= Set exercise =
Read through the records below and copy each line that uses the word "pintura".

= Material =

========================

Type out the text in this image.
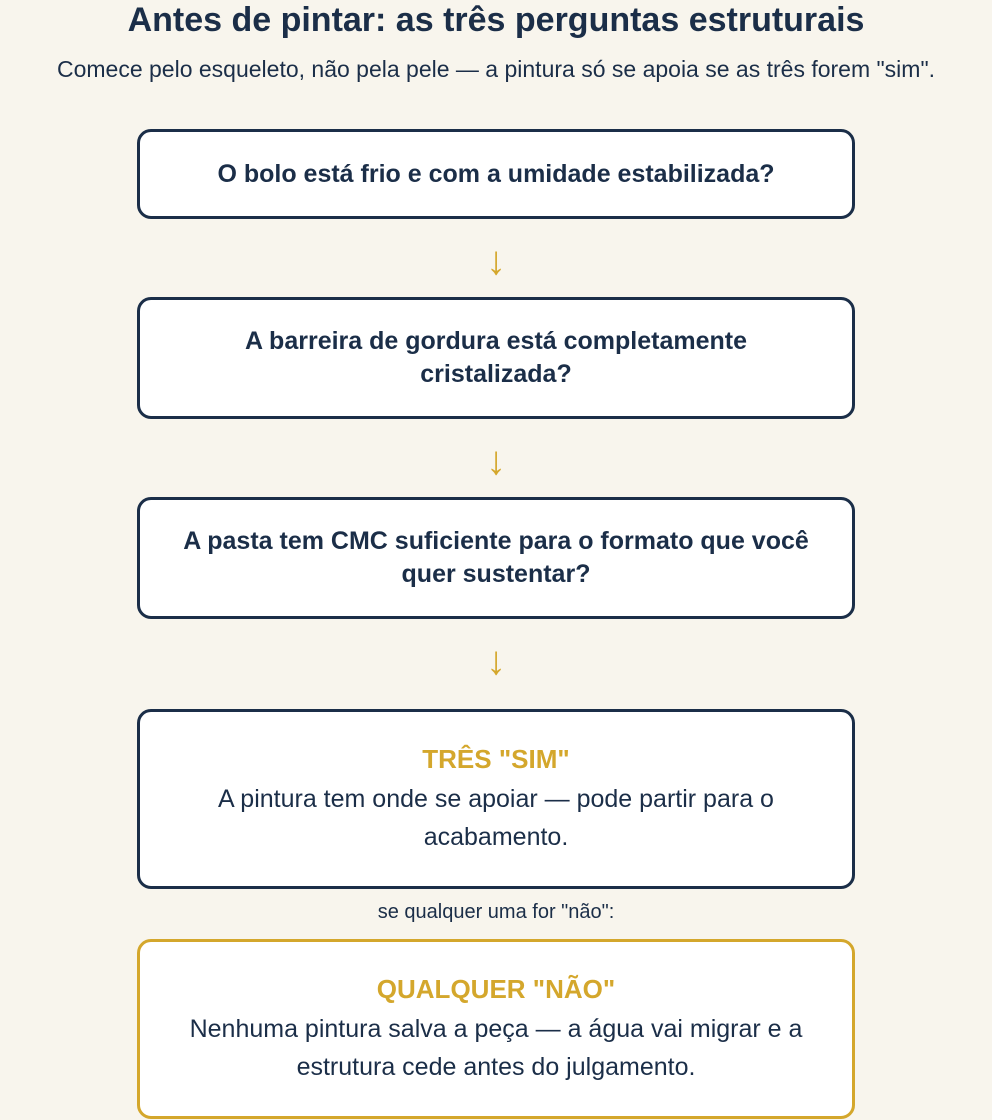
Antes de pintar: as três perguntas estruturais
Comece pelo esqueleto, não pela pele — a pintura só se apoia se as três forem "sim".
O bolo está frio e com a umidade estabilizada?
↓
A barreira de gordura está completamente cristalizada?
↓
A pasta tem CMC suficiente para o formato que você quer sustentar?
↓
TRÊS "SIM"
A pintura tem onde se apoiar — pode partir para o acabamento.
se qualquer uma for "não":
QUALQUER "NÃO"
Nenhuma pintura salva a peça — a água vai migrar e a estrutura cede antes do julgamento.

========================

= Reply to the task =
Comece pelo esqueleto, não pela pele — a pintura só se apoia se as três forem "sim".
A pintura tem onde se apoiar — pode partir para o acabamento.
Nenhuma pintura salva a peça — a água vai migrar e a estrutura cede antes do julgamento.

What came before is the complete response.